▶ Data excerpts

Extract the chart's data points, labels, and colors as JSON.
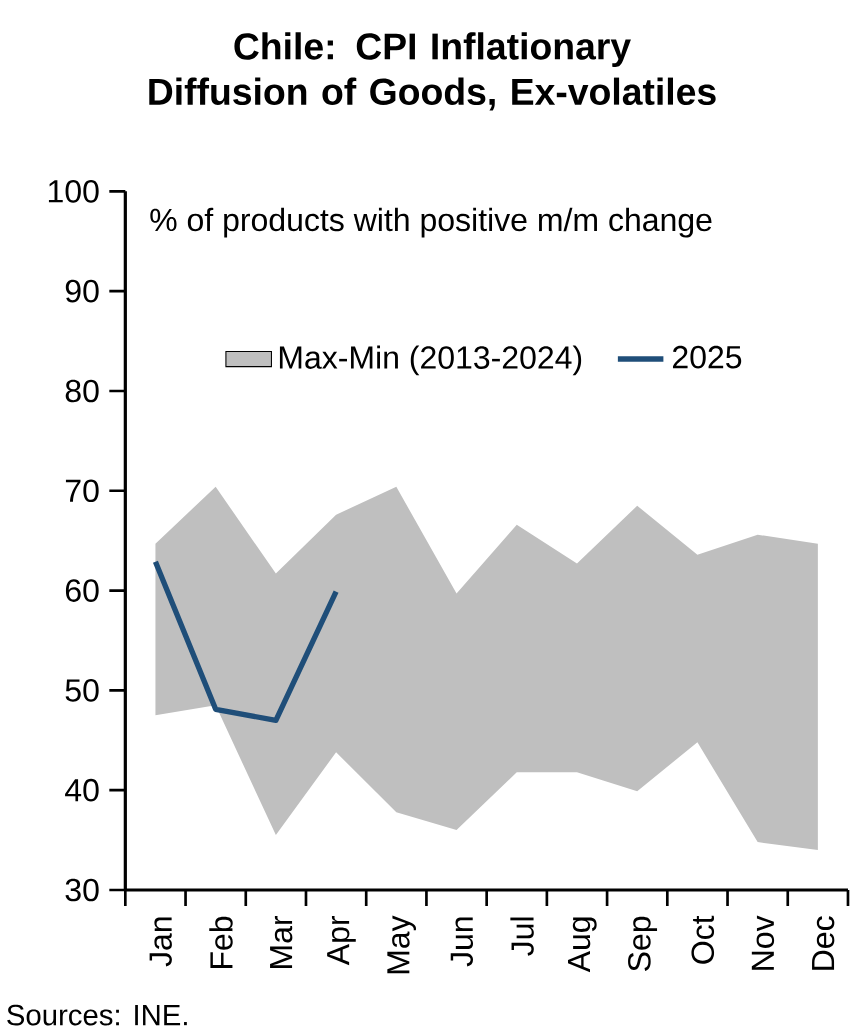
{
  "chart_data": {
    "type": "line",
    "title": "Chile: CPI Inflationary Diffusion of Goods, Ex-volatiles",
    "categories": [
      "Jan",
      "Feb",
      "Mar",
      "Apr",
      "May",
      "Jun",
      "Jul",
      "Aug",
      "Sep",
      "Oct",
      "Nov",
      "Dec"
    ],
    "series": [
      {
        "type": "area",
        "name": "Max-Min (2013-2024)",
        "color": "#bfbfbf",
        "values": [
          null,
          null,
          null,
          null,
          null,
          null,
          null,
          null,
          null,
          null,
          null,
          null
        ],
        "lower": [
          47.5,
          48.5,
          35.5,
          43.8,
          37.8,
          36,
          41.8,
          41.8,
          39.9,
          44.8,
          34.8,
          34
        ],
        "upper": [
          64.7,
          70.4,
          61.7,
          67.6,
          70.4,
          59.7,
          66.6,
          62.7,
          68.5,
          63.6,
          65.6,
          64.7
        ]
      },
      {
        "name": "2025",
        "color": "#1f4e79",
        "values": [
          62.9,
          48.1,
          47,
          59.9,
          null,
          null,
          null,
          null,
          null,
          null,
          null,
          null
        ]
      }
    ],
    "ylim": [
      30,
      100
    ],
    "yticks": [
      30,
      40,
      50,
      60,
      70,
      80,
      90,
      100
    ],
    "legend": "top",
    "grid": false,
    "annotations": [
      "% of products with positive m/m change",
      "Sources: INE."
    ]
  }
}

▶ What is required
Set down all the entries exactly as they appear, but skip any pictures.

▶ Problem solution
Extract the chart's data points, labels, and colors as JSON.
{
  "chart_data": {
    "type": "line",
    "title": "Chile: CPI Inflationary Diffusion of Goods, Ex-volatiles",
    "categories": [
      "Jan",
      "Feb",
      "Mar",
      "Apr",
      "May",
      "Jun",
      "Jul",
      "Aug",
      "Sep",
      "Oct",
      "Nov",
      "Dec"
    ],
    "series": [
      {
        "type": "area",
        "name": "Max-Min (2013-2024)",
        "color": "#bfbfbf",
        "values": [
          null,
          null,
          null,
          null,
          null,
          null,
          null,
          null,
          null,
          null,
          null,
          null
        ],
        "lower": [
          47.5,
          48.5,
          35.5,
          43.8,
          37.8,
          36,
          41.8,
          41.8,
          39.9,
          44.8,
          34.8,
          34
        ],
        "upper": [
          64.7,
          70.4,
          61.7,
          67.6,
          70.4,
          59.7,
          66.6,
          62.7,
          68.5,
          63.6,
          65.6,
          64.7
        ]
      },
      {
        "name": "2025",
        "color": "#1f4e79",
        "values": [
          62.9,
          48.1,
          47,
          59.9,
          null,
          null,
          null,
          null,
          null,
          null,
          null,
          null
        ]
      }
    ],
    "ylim": [
      30,
      100
    ],
    "yticks": [
      30,
      40,
      50,
      60,
      70,
      80,
      90,
      100
    ],
    "legend": "top",
    "grid": false,
    "annotations": [
      "% of products with positive m/m change",
      "Sources: INE."
    ]
  }
}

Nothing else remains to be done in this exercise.